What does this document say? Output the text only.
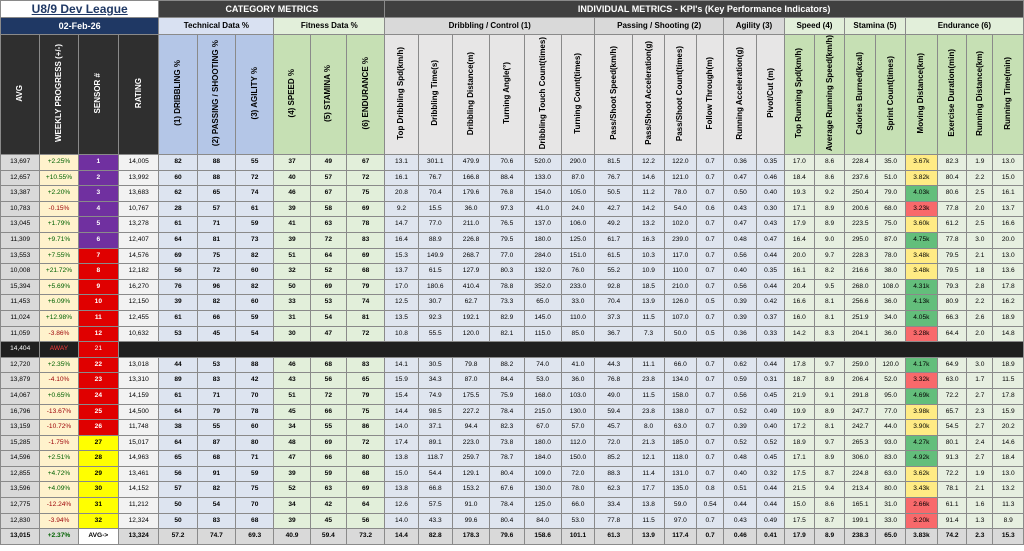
U8/9 Dev League				CATEGORY METRICS						INDIVIDUAL METRICS - KPI's (Key Performance Indicators)																			
02-Feb-26				Technical Data %			Fitness Data %			Dribbling / Control (1)						Passing / Shooting (2)				Agility (3)		Speed (4)		Stamina (5)		Endurance (6)			
AVG	WEEKLY PROGRESS (+/-)	SENSOR #	RATING	(1) DRIBBLING %	(2) PASSING / SHOOTING %	(3) AGILITY %	(4) SPEED %	(5) STAMINA %	(6) ENDURANCE %	Top Dribbling Spd(km/h)	Dribbling Time(s)	Dribbling Distance(m)	Turning Angle(°)	Dribbling Touch Count(times)	Turning Count(times)	Pass/Shoot Speed(km/h)	Pass/Shoot Acceleration(g)	Pass/Shoot Count(times)	Follow Through(m)	Running Acceleration(g)	Pivot/Cut (m)	Top Running Spd(km/h)	Average Running Speed(km/h)	Calories Burned(kcal)	Sprint Count(times)	Moving Distance(km)	Exercise Duration(min)	Running Distance(km)	Running Time(min)
13,697	+2.25%	1	14,005	82	88	55	37	49	67	13.1	301.1	479.9	70.6	520.0	290.0	81.5	12.2	122.0	0.7	0.36	0.35	17.0	8.6	228.4	35.0	3.67k	82.3	1.9	13.0
12,657	+10.55%	2	13,992	60	88	72	40	57	72	16.1	76.7	166.8	88.4	133.0	87.0	76.7	14.6	121.0	0.7	0.47	0.46	18.4	8.6	237.6	51.0	3.82k	80.4	2.2	15.0
13,387	+2.20%	3	13,683	62	65	74	46	67	75	20.8	70.4	179.6	76.8	154.0	105.0	50.5	11.2	78.0	0.7	0.50	0.40	19.3	9.2	250.4	79.0	4.03k	80.6	2.5	16.1
10,783	-0.15%	4	10,767	28	57	61	39	58	69	9.2	15.5	36.0	97.3	41.0	24.0	42.7	14.2	54.0	0.6	0.43	0.30	17.1	8.9	200.6	68.0	3.23k	77.8	2.0	13.7
13,045	+1.79%	5	13,278	61	71	59	41	63	78	14.7	77.0	211.0	76.5	137.0	106.0	49.2	13.2	102.0	0.7	0.47	0.43	17.9	8.9	223.5	75.0	3.60k	61.2	2.5	16.6
11,309	+9.71%	6	12,407	64	81	73	39	72	83	16.4	88.9	226.8	79.5	180.0	125.0	61.7	16.3	239.0	0.7	0.48	0.47	16.4	9.0	295.0	87.0	4.75k	77.8	3.0	20.0
13,553	+7.55%	7	14,576	69	75	82	51	64	69	15.3	149.9	268.7	77.0	284.0	151.0	61.5	10.3	117.0	0.7	0.56	0.44	20.0	9.7	228.3	78.0	3.48k	79.5	2.1	13.0
10,008	+21.72%	8	12,182	56	72	60	32	52	68	13.7	61.5	127.9	80.3	132.0	76.0	55.2	10.9	110.0	0.7	0.40	0.35	16.1	8.2	216.6	38.0	3.48k	79.5	1.8	13.6
15,394	+5.69%	9	16,270	76	96	82	50	69	79	17.0	180.6	410.4	78.8	352.0	233.0	92.8	18.5	210.0	0.7	0.56	0.44	20.4	9.5	268.0	108.0	4.31k	79.3	2.8	17.8
11,453	+6.09%	10	12,150	39	82	60	33	53	74	12.5	30.7	62.7	73.3	65.0	33.0	70.4	13.9	126.0	0.5	0.39	0.42	16.6	8.1	256.6	36.0	4.13k	80.9	2.2	16.2
11,024	+12.98%	11	12,455	61	66	59	31	54	81	13.5	92.3	192.1	82.9	145.0	110.0	37.3	11.5	107.0	0.7	0.39	0.37	16.0	8.1	251.9	34.0	4.05k	66.3	2.6	18.9
11,059	-3.86%	12	10,632	53	45	54	30	47	72	10.8	55.5	120.0	82.1	115.0	85.0	36.7	7.3	50.0	0.5	0.36	0.33	14.2	8.3	204.1	36.0	3.28k	64.4	2.0	14.8
14,404	AWAY	21																											
12,720	+2.35%	22	13,018	44	53	88	46	68	83	14.1	30.5	79.8	88.2	74.0	41.0	44.3	11.1	66.0	0.7	0.62	0.44	17.8	9.7	259.0	120.0	4.17k	64.9	3.0	18.9
13,879	-4.10%	23	13,310	89	83	42	43	56	65	15.9	34.3	87.0	84.4	53.0	36.0	76.8	23.8	134.0	0.7	0.59	0.31	18.7	8.9	206.4	52.0	3.32k	63.0	1.7	11.5
14,067	+0.65%	24	14,159	61	71	70	51	72	79	15.4	74.9	175.5	75.9	168.0	103.0	49.0	11.5	158.0	0.7	0.56	0.45	21.9	9.1	291.8	95.0	4.69k	72.2	2.7	17.8
16,796	-13.67%	25	14,500	64	79	78	45	66	75	14.4	98.5	227.2	78.4	215.0	130.0	59.4	23.8	138.0	0.7	0.52	0.49	19.9	8.9	247.7	77.0	3.98k	65.7	2.3	15.9
13,159	-10.72%	26	11,748	38	55	60	34	55	86	14.0	37.1	94.4	82.3	67.0	57.0	45.7	8.0	63.0	0.7	0.39	0.40	17.2	8.1	242.7	44.0	3.90k	54.5	2.7	20.2
15,285	-1.75%	27	15,017	64	87	80	48	69	72	17.4	89.1	223.0	73.8	180.0	112.0	72.0	21.3	185.0	0.7	0.52	0.52	18.9	9.7	265.3	93.0	4.27k	80.1	2.4	14.6
14,596	+2.51%	28	14,963	65	68	71	47	66	80	13.8	118.7	259.7	78.7	184.0	150.0	85.2	12.1	118.0	0.7	0.48	0.45	17.1	8.9	306.0	83.0	4.92k	91.3	2.7	18.4
12,855	+4.72%	29	13,461	56	91	59	39	59	68	15.0	54.4	129.1	80.4	109.0	72.0	88.3	11.4	131.0	0.7	0.40	0.32	17.5	8.7	224.8	63.0	3.62k	72.2	1.9	13.0
13,596	+4.09%	30	14,152	57	82	75	52	63	69	13.8	66.8	153.2	67.6	130.0	78.0	62.3	17.7	135.0	0.8	0.51	0.44	21.5	9.4	213.4	80.0	3.43k	78.1	2.1	13.2
12,775	-12.24%	31	11,212	50	54	70	34	42	64	12.6	57.5	91.0	78.4	125.0	66.0	33.4	13.8	59.0	0.54	0.44	0.44	15.0	8.6	165.1	31.0	2.66k	61.1	1.6	11.3
12,830	-3.94%	32	12,324	50	83	68	39	45	56	14.0	43.3	99.6	80.4	84.0	53.0	77.8	11.5	97.0	0.7	0.43	0.49	17.5	8.7	199.1	33.0	3.20k	91.4	1.3	8.9
13,015	+2.37%	AVG->	13,324	57.2	74.7	69.3	40.9	59.4	73.2	14.4	82.8	178.3	79.6	158.6	101.1	61.3	13.9	117.4	0.7	0.46	0.41	17.9	8.9	238.3	65.0	3.83k	74.2	2.3	15.3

_What you have to do_. The records above must be echoed exactly, minus their pictures.

_Task response_.
What does this document say? Output the text only.
U8/9 Dev League				CATEGORY METRICS						INDIVIDUAL METRICS - KPI's (Key Performance Indicators)																			
02-Feb-26				Technical Data %			Fitness Data %			Dribbling / Control (1)						Passing / Shooting (2)				Agility (3)		Speed (4)		Stamina (5)		Endurance (6)			
AVG	WEEKLY PROGRESS (+/-)	SENSOR #	RATING	(1) DRIBBLING %	(2) PASSING / SHOOTING %	(3) AGILITY %	(4) SPEED %	(5) STAMINA %	(6) ENDURANCE %	Top Dribbling Spd(km/h)	Dribbling Time(s)	Dribbling Distance(m)	Turning Angle(°)	Dribbling Touch Count(times)	Turning Count(times)	Pass/Shoot Speed(km/h)	Pass/Shoot Acceleration(g)	Pass/Shoot Count(times)	Follow Through(m)	Running Acceleration(g)	Pivot/Cut (m)	Top Running Spd(km/h)	Average Running Speed(km/h)	Calories Burned(kcal)	Sprint Count(times)	Moving Distance(km)	Exercise Duration(min)	Running Distance(km)	Running Time(min)
13,697	+2.25%	1	14,005	82	88	55	37	49	67	13.1	301.1	479.9	70.6	520.0	290.0	81.5	12.2	122.0	0.7	0.36	0.35	17.0	8.6	228.4	35.0	3.67k	82.3	1.9	13.0
12,657	+10.55%	2	13,992	60	88	72	40	57	72	16.1	76.7	166.8	88.4	133.0	87.0	76.7	14.6	121.0	0.7	0.47	0.46	18.4	8.6	237.6	51.0	3.82k	80.4	2.2	15.0
13,387	+2.20%	3	13,683	62	65	74	46	67	75	20.8	70.4	179.6	76.8	154.0	105.0	50.5	11.2	78.0	0.7	0.50	0.40	19.3	9.2	250.4	79.0	4.03k	80.6	2.5	16.1
10,783	-0.15%	4	10,767	28	57	61	39	58	69	9.2	15.5	36.0	97.3	41.0	24.0	42.7	14.2	54.0	0.6	0.43	0.30	17.1	8.9	200.6	68.0	3.23k	77.8	2.0	13.7
13,045	+1.79%	5	13,278	61	71	59	41	63	78	14.7	77.0	211.0	76.5	137.0	106.0	49.2	13.2	102.0	0.7	0.47	0.43	17.9	8.9	223.5	75.0	3.60k	61.2	2.5	16.6
11,309	+9.71%	6	12,407	64	81	73	39	72	83	16.4	88.9	226.8	79.5	180.0	125.0	61.7	16.3	239.0	0.7	0.48	0.47	16.4	9.0	295.0	87.0	4.75k	77.8	3.0	20.0
13,553	+7.55%	7	14,576	69	75	82	51	64	69	15.3	149.9	268.7	77.0	284.0	151.0	61.5	10.3	117.0	0.7	0.56	0.44	20.0	9.7	228.3	78.0	3.48k	79.5	2.1	13.0
10,008	+21.72%	8	12,182	56	72	60	32	52	68	13.7	61.5	127.9	80.3	132.0	76.0	55.2	10.9	110.0	0.7	0.40	0.35	16.1	8.2	216.6	38.0	3.48k	79.5	1.8	13.6
15,394	+5.69%	9	16,270	76	96	82	50	69	79	17.0	180.6	410.4	78.8	352.0	233.0	92.8	18.5	210.0	0.7	0.56	0.44	20.4	9.5	268.0	108.0	4.31k	79.3	2.8	17.8
11,453	+6.09%	10	12,150	39	82	60	33	53	74	12.5	30.7	62.7	73.3	65.0	33.0	70.4	13.9	126.0	0.5	0.39	0.42	16.6	8.1	256.6	36.0	4.13k	80.9	2.2	16.2
11,024	+12.98%	11	12,455	61	66	59	31	54	81	13.5	92.3	192.1	82.9	145.0	110.0	37.3	11.5	107.0	0.7	0.39	0.37	16.0	8.1	251.9	34.0	4.05k	66.3	2.6	18.9
11,059	-3.86%	12	10,632	53	45	54	30	47	72	10.8	55.5	120.0	82.1	115.0	85.0	36.7	7.3	50.0	0.5	0.36	0.33	14.2	8.3	204.1	36.0	3.28k	64.4	2.0	14.8
14,404	AWAY	21																											
12,720	+2.35%	22	13,018	44	53	88	46	68	83	14.1	30.5	79.8	88.2	74.0	41.0	44.3	11.1	66.0	0.7	0.62	0.44	17.8	9.7	259.0	120.0	4.17k	64.9	3.0	18.9
13,879	-4.10%	23	13,310	89	83	42	43	56	65	15.9	34.3	87.0	84.4	53.0	36.0	76.8	23.8	134.0	0.7	0.59	0.31	18.7	8.9	206.4	52.0	3.32k	63.0	1.7	11.5
14,067	+0.65%	24	14,159	61	71	70	51	72	79	15.4	74.9	175.5	75.9	168.0	103.0	49.0	11.5	158.0	0.7	0.56	0.45	21.9	9.1	291.8	95.0	4.69k	72.2	2.7	17.8
16,796	-13.67%	25	14,500	64	79	78	45	66	75	14.4	98.5	227.2	78.4	215.0	130.0	59.4	23.8	138.0	0.7	0.52	0.49	19.9	8.9	247.7	77.0	3.98k	65.7	2.3	15.9
13,159	-10.72%	26	11,748	38	55	60	34	55	86	14.0	37.1	94.4	82.3	67.0	57.0	45.7	8.0	63.0	0.7	0.39	0.40	17.2	8.1	242.7	44.0	3.90k	54.5	2.7	20.2
15,285	-1.75%	27	15,017	64	87	80	48	69	72	17.4	89.1	223.0	73.8	180.0	112.0	72.0	21.3	185.0	0.7	0.52	0.52	18.9	9.7	265.3	93.0	4.27k	80.1	2.4	14.6
14,596	+2.51%	28	14,963	65	68	71	47	66	80	13.8	118.7	259.7	78.7	184.0	150.0	85.2	12.1	118.0	0.7	0.48	0.45	17.1	8.9	306.0	83.0	4.92k	91.3	2.7	18.4
12,855	+4.72%	29	13,461	56	91	59	39	59	68	15.0	54.4	129.1	80.4	109.0	72.0	88.3	11.4	131.0	0.7	0.40	0.32	17.5	8.7	224.8	63.0	3.62k	72.2	1.9	13.0
13,596	+4.09%	30	14,152	57	82	75	52	63	69	13.8	66.8	153.2	67.6	130.0	78.0	62.3	17.7	135.0	0.8	0.51	0.44	21.5	9.4	213.4	80.0	3.43k	78.1	2.1	13.2
12,775	-12.24%	31	11,212	50	54	70	34	42	64	12.6	57.5	91.0	78.4	125.0	66.0	33.4	13.8	59.0	0.54	0.44	0.44	15.0	8.6	165.1	31.0	2.66k	61.1	1.6	11.3
12,830	-3.94%	32	12,324	50	83	68	39	45	56	14.0	43.3	99.6	80.4	84.0	53.0	77.8	11.5	97.0	0.7	0.43	0.49	17.5	8.7	199.1	33.0	3.20k	91.4	1.3	8.9
13,015	+2.37%	AVG->	13,324	57.2	74.7	69.3	40.9	59.4	73.2	14.4	82.8	178.3	79.6	158.6	101.1	61.3	13.9	117.4	0.7	0.46	0.41	17.9	8.9	238.3	65.0	3.83k	74.2	2.3	15.3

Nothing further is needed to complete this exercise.